• [AIM OF THE TASK]: Print each line exactly as it is given.

++++++++++++++++++++

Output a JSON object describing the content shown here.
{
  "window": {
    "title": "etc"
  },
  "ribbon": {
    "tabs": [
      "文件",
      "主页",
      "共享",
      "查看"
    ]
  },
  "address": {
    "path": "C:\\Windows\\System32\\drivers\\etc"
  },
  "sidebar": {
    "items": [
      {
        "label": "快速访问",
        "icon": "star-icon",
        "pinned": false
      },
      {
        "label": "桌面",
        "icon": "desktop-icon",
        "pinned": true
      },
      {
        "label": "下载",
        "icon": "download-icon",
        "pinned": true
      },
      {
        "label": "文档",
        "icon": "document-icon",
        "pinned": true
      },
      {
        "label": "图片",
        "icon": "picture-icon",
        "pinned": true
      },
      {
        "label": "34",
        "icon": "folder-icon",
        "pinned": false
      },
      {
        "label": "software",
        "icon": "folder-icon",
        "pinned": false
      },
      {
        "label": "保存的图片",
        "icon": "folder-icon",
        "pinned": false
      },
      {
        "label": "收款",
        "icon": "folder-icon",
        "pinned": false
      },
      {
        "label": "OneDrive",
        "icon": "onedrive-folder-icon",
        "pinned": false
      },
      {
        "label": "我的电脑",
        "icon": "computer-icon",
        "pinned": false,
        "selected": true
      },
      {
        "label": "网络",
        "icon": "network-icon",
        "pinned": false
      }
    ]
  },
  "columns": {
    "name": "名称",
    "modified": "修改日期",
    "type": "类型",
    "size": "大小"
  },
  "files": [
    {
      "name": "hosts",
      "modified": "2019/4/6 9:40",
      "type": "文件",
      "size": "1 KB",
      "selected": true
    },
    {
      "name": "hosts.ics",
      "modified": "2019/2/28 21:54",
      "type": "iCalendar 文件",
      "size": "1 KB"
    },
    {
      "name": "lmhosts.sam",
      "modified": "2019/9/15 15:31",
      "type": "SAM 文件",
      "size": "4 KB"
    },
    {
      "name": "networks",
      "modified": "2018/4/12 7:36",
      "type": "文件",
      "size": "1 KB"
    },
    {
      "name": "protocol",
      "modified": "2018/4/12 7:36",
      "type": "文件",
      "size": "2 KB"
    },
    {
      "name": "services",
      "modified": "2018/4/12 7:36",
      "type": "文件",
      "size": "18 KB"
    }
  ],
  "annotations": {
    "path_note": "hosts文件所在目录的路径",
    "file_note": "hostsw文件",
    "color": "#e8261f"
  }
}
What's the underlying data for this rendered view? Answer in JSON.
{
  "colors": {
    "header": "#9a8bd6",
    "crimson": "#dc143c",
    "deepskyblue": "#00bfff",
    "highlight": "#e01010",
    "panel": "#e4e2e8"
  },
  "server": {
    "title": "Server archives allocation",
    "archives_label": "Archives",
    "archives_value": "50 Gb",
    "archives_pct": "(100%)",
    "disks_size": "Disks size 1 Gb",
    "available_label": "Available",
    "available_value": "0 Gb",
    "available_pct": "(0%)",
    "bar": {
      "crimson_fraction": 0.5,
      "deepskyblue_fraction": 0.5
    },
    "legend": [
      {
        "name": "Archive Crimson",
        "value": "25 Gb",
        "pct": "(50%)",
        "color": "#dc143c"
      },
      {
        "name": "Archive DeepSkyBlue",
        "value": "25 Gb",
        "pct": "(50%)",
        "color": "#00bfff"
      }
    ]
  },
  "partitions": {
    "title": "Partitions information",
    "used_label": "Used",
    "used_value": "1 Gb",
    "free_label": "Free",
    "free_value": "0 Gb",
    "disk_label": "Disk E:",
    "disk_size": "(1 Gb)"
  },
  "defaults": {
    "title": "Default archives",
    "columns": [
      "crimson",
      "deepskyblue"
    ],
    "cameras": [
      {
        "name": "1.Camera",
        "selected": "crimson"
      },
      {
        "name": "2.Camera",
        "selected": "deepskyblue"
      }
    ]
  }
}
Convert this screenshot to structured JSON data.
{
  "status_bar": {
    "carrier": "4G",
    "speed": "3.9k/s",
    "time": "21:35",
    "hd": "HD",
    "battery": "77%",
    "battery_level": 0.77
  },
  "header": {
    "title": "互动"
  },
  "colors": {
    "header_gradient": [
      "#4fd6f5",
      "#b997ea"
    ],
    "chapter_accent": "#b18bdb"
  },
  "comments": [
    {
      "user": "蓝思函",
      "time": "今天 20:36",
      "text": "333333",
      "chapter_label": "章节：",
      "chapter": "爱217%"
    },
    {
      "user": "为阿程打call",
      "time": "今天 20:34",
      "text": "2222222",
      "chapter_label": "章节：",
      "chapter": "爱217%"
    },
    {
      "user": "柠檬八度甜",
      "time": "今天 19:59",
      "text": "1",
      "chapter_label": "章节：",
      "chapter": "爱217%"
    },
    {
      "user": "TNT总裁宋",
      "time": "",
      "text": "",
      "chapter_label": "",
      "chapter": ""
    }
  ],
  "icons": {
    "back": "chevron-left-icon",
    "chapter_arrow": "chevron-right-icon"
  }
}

++++++++++++++++++++

• [RESULT OF THE EXERCISE]:
Output a JSON object describing the content shown here.
{
  "window": {
    "title": "etc"
  },
  "ribbon": {
    "tabs": [
      "文件",
      "主页",
      "共享",
      "查看"
    ]
  },
  "address": {
    "path": "C:\\Windows\\System32\\drivers\\etc"
  },
  "sidebar": {
    "items": [
      {
        "label": "快速访问",
        "icon": "star-icon",
        "pinned": false
      },
      {
        "label": "桌面",
        "icon": "desktop-icon",
        "pinned": true
      },
      {
        "label": "下载",
        "icon": "download-icon",
        "pinned": true
      },
      {
        "label": "文档",
        "icon": "document-icon",
        "pinned": true
      },
      {
        "label": "图片",
        "icon": "picture-icon",
        "pinned": true
      },
      {
        "label": "34",
        "icon": "folder-icon",
        "pinned": false
      },
      {
        "label": "software",
        "icon": "folder-icon",
        "pinned": false
      },
      {
        "label": "保存的图片",
        "icon": "folder-icon",
        "pinned": false
      },
      {
        "label": "收款",
        "icon": "folder-icon",
        "pinned": false
      },
      {
        "label": "OneDrive",
        "icon": "onedrive-folder-icon",
        "pinned": false
      },
      {
        "label": "我的电脑",
        "icon": "computer-icon",
        "pinned": false,
        "selected": true
      },
      {
        "label": "网络",
        "icon": "network-icon",
        "pinned": false
      }
    ]
  },
  "columns": {
    "name": "名称",
    "modified": "修改日期",
    "type": "类型",
    "size": "大小"
  },
  "files": [
    {
      "name": "hosts",
      "modified": "2019/4/6 9:40",
      "type": "文件",
      "size": "1 KB",
      "selected": true
    },
    {
      "name": "hosts.ics",
      "modified": "2019/2/28 21:54",
      "type": "iCalendar 文件",
      "size": "1 KB"
    },
    {
      "name": "lmhosts.sam",
      "modified": "2019/9/15 15:31",
      "type": "SAM 文件",
      "size": "4 KB"
    },
    {
      "name": "networks",
      "modified": "2018/4/12 7:36",
      "type": "文件",
      "size": "1 KB"
    },
    {
      "name": "protocol",
      "modified": "2018/4/12 7:36",
      "type": "文件",
      "size": "2 KB"
    },
    {
      "name": "services",
      "modified": "2018/4/12 7:36",
      "type": "文件",
      "size": "18 KB"
    }
  ],
  "annotations": {
    "path_note": "hosts文件所在目录的路径",
    "file_note": "hostsw文件",
    "color": "#e8261f"
  }
}
What's the underlying data for this rendered view? Answer in JSON.
{
  "colors": {
    "header": "#9a8bd6",
    "crimson": "#dc143c",
    "deepskyblue": "#00bfff",
    "highlight": "#e01010",
    "panel": "#e4e2e8"
  },
  "server": {
    "title": "Server archives allocation",
    "archives_label": "Archives",
    "archives_value": "50 Gb",
    "archives_pct": "(100%)",
    "disks_size": "Disks size 1 Gb",
    "available_label": "Available",
    "available_value": "0 Gb",
    "available_pct": "(0%)",
    "bar": {
      "crimson_fraction": 0.5,
      "deepskyblue_fraction": 0.5
    },
    "legend": [
      {
        "name": "Archive Crimson",
        "value": "25 Gb",
        "pct": "(50%)",
        "color": "#dc143c"
      },
      {
        "name": "Archive DeepSkyBlue",
        "value": "25 Gb",
        "pct": "(50%)",
        "color": "#00bfff"
      }
    ]
  },
  "partitions": {
    "title": "Partitions information",
    "used_label": "Used",
    "used_value": "1 Gb",
    "free_label": "Free",
    "free_value": "0 Gb",
    "disk_label": "Disk E:",
    "disk_size": "(1 Gb)"
  },
  "defaults": {
    "title": "Default archives",
    "columns": [
      "crimson",
      "deepskyblue"
    ],
    "cameras": [
      {
        "name": "1.Camera",
        "selected": "crimson"
      },
      {
        "name": "2.Camera",
        "selected": "deepskyblue"
      }
    ]
  }
}
Convert this screenshot to structured JSON data.
{
  "status_bar": {
    "carrier": "4G",
    "speed": "3.9k/s",
    "time": "21:35",
    "hd": "HD",
    "battery": "77%",
    "battery_level": 0.77
  },
  "header": {
    "title": "互动"
  },
  "colors": {
    "header_gradient": [
      "#4fd6f5",
      "#b997ea"
    ],
    "chapter_accent": "#b18bdb"
  },
  "comments": [
    {
      "user": "蓝思函",
      "time": "今天 20:36",
      "text": "333333",
      "chapter_label": "章节：",
      "chapter": "爱217%"
    },
    {
      "user": "为阿程打call",
      "time": "今天 20:34",
      "text": "2222222",
      "chapter_label": "章节：",
      "chapter": "爱217%"
    },
    {
      "user": "柠檬八度甜",
      "time": "今天 19:59",
      "text": "1",
      "chapter_label": "章节：",
      "chapter": "爱217%"
    },
    {
      "user": "TNT总裁宋",
      "time": "",
      "text": "",
      "chapter_label": "",
      "chapter": ""
    }
  ],
  "icons": {
    "back": "chevron-left-icon",
    "chapter_arrow": "chevron-right-icon"
  }
}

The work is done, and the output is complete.